_Given problem_
Find the string "text" in the entries and copy each line that has it.

** start Input for this task **

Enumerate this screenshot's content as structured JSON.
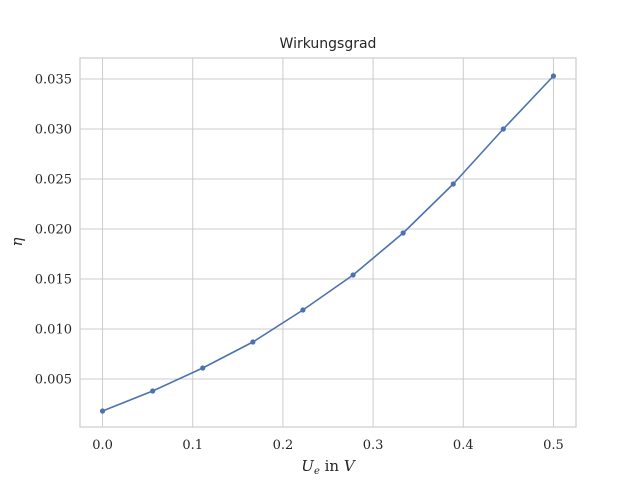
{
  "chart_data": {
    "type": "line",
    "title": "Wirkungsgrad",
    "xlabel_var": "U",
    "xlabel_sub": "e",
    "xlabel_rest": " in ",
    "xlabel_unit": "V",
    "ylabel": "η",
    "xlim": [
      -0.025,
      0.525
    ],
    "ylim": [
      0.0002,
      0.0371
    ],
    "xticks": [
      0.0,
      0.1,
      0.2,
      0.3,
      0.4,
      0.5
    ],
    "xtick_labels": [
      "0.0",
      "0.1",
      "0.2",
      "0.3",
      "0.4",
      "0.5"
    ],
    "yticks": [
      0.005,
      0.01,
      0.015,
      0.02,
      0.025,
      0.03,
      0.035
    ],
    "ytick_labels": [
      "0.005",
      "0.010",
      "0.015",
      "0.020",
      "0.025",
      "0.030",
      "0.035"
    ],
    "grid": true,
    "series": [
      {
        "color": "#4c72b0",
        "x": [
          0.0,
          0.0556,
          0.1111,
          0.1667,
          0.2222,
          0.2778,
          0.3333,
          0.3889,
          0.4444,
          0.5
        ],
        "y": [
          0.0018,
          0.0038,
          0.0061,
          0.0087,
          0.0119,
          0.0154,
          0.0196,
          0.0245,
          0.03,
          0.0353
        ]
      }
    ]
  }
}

** end Input for this task **
** start Input for this task **

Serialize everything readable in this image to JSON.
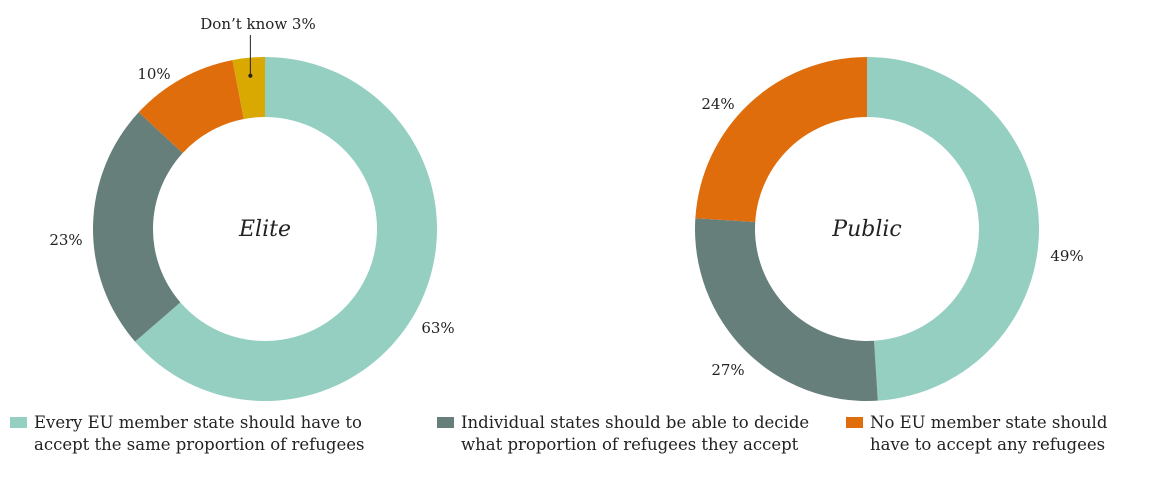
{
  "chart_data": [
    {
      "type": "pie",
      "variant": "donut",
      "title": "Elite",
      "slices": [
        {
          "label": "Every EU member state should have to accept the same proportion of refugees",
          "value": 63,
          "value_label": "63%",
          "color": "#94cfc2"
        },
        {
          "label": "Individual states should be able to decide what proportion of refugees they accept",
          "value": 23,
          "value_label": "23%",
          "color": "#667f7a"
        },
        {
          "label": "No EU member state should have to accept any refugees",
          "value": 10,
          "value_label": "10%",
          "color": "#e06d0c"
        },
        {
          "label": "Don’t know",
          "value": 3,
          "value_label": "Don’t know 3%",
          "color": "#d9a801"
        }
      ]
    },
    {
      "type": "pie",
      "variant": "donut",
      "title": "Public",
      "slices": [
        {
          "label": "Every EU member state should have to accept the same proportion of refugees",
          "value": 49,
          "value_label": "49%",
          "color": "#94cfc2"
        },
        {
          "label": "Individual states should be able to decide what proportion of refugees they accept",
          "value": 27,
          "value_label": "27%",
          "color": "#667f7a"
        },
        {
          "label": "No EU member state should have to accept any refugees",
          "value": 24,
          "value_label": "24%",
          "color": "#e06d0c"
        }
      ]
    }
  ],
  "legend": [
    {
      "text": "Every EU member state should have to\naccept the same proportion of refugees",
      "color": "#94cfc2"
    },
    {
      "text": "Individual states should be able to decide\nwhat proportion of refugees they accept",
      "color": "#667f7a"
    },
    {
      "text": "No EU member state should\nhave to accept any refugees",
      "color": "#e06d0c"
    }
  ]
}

** end Input for this task **

_Exercise output_
      "text": "Every EU member state should have to\naccept the same proportion of refugees",
      "text": "Individual states should be able to decide\nwhat proportion of refugees they accept",
      "text": "No EU member state should\nhave to accept any refugees",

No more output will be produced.